## PASSAGE PROVIDED
---+---

Krisia's place...

last update: Sunday, May 12, 2002

 

Last Monday, April 29th, the 9th day of Ridvan, I made the decision to join some friends on a long weekend trip to Turkey. We had Thursday off, which was the 12th day of Ridvan, and I managed to get permission for Sunday off as well. We got a great deal which was for airfare, hotel, breakfast and airport transfers, and 3 friends of mine were looking for a fourth for their group. So on Tuesday, Bahiyyih from Belize, Tahirih from Brazil, Elly from Australia and I booked our trip. We had found out that some other people were taking advantage of the offer, Sara from Honduras and Sheeda from Oklahoma were also doing the same thing and 4 guys, Jack Power (a.k.a. John, a.k.a Gabe), Farzan, Paul (a.k.a. Omeed) and Amin were also going. Sheeda and Sara and the guys had already booked and were staying in the same hotel so we decided to stay in that hotel as well. However, when we called the travel agency, that hotel was full and we had to get a 3* hotel for the same price as the 4* one we had chosen. It wasn't too far away so we decided to go with it, since our other choices weren't all that great. Thursday morning at 10, the 10 of us piled into a sherut we had booked and headed for Ben Gurion airport in Tel Aviv for our flight.

---+---

## SUPPLIED MATERIAL
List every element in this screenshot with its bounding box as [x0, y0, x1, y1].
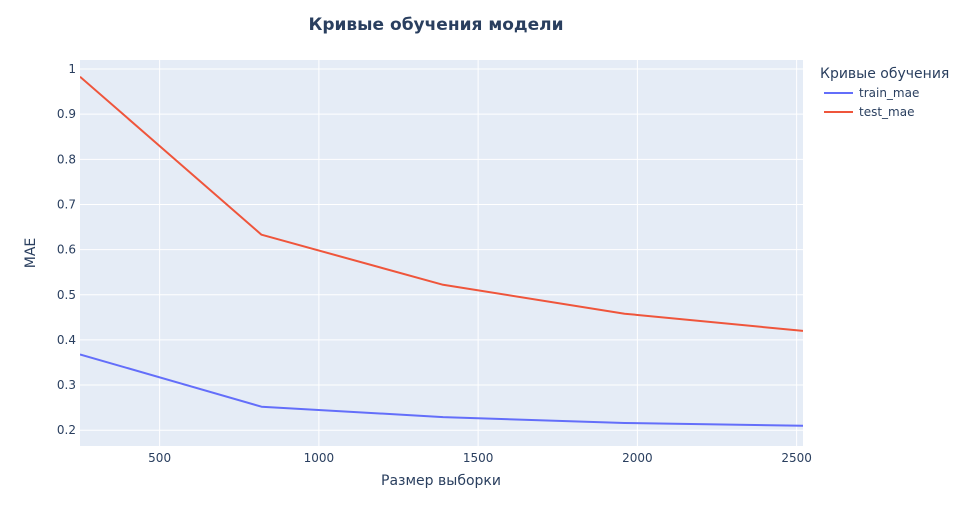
- chart-title: Кривые обучения модели: [308, 15, 563, 35]
- x-tick-label: 2000: [622, 451, 653, 465]
- legend-label-test_mae[interactable]: test_mae: [859, 105, 914, 119]
- legend-title: Кривые обучения: [820, 66, 949, 82]
- legend-items: train_mae test_mae: [824, 86, 919, 119]
- x-tick-label: 1500: [463, 451, 494, 465]
- x-axis-ticks: 500 1000 1500 2000 2500: [148, 451, 812, 465]
- y-tick-label: 0.6: [57, 243, 76, 257]
- y-tick-label: 0.3: [57, 378, 76, 392]
- y-tick-label: 0.2: [57, 423, 76, 437]
- y-axis-label: MAE: [23, 238, 39, 269]
- y-tick-label: 0.5: [57, 288, 76, 302]
- y-tick-label: 0.9: [57, 107, 76, 121]
- x-tick-label: 1000: [304, 451, 335, 465]
- y-tick-label: 0.4: [57, 333, 76, 347]
- x-tick-label: 2500: [781, 451, 812, 465]
- grid-lines: [80, 60, 803, 446]
- series-line-test_mae[interactable]: [80, 75, 803, 332]
- y-tick-label: 0.7: [57, 197, 76, 211]
- x-tick-label: 500: [148, 451, 171, 465]
- legend-label-train_mae[interactable]: train_mae: [859, 86, 919, 100]
- x-axis-label: Размер выборки: [381, 473, 501, 489]
- y-axis-ticks: 0.2 0.3 0.4 0.5 0.6 0.7 0.8 0.9 1: [57, 62, 76, 437]
- y-tick-label: 1: [68, 62, 76, 76]
- series-lines: [80, 75, 803, 427]
- legend: Кривые обучения train_mae test_mae: [820, 66, 949, 119]
- plot-area[interactable]: [80, 60, 803, 446]
- series-line-train_mae[interactable]: [80, 353, 803, 427]
- y-tick-label: 0.8: [57, 152, 76, 166]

---+---

## WHAT YOU HAVE TO DO
Write the next part of the account of the long weekend trip to Turkey, starting after its final sentence. None of the material after the travel account matters here.

## RESPONSE TO THIS EXERCISE
So why were we going so early? No one really knows for sure. The flight was at 4:30 p.m., the airport was an hour and 45 minutes away, we needed to be there 3 hours before check-in. There had been some confusion along the way anyway, at different times in the last 3 days, our flight had been scheduled at 3:00, 2:00 and 4:30, each group with different information and leading us to believe that we were all on different flights.... "What carrier are you flying? Air Anatolya? So are we! Our flight's at 3:00... your's is at 4:30? oh ok, we'll see you in Turkey" Conversations like that. Until in the sherut we realised that we were all on the same flight, after all Air Anatolya can't really have all that many flights from Tel Aviv to Istanbul right?

So we are in the sherut discussing the fact that we are hours early and there was really no reason to have left so early, when Paul, who has been sitting quietly in the front seat, turns around and says "I'm sorry guys". Now we felt really bad. Here he had arranged for a sherut for all of us and we're complaining. The sherut pulled over at the side of the highway, about 10 minutes outside of Tel Aviv. I don't know about anyone else, but I was confused. I mean, ok, we were complaining, but that's no reason to get the driver to pull over. Everything became clear a second later when he said "I'm sorry" again, and explained, "I drank a litre and a half of water before I left home. I gotta go." And hops out of the sherut, steps over the low railing into the grassy median strip, and relieves himself, with a carload of laughter behind him, and a highway-ful of traffic directly in front. We were all now in an even more cheery mood and full of laughter, which Paul good-naturedly joined us in. Ready to start our trip.... Well as soon as the checkin counter opens, because we still had an hour and a half to wait....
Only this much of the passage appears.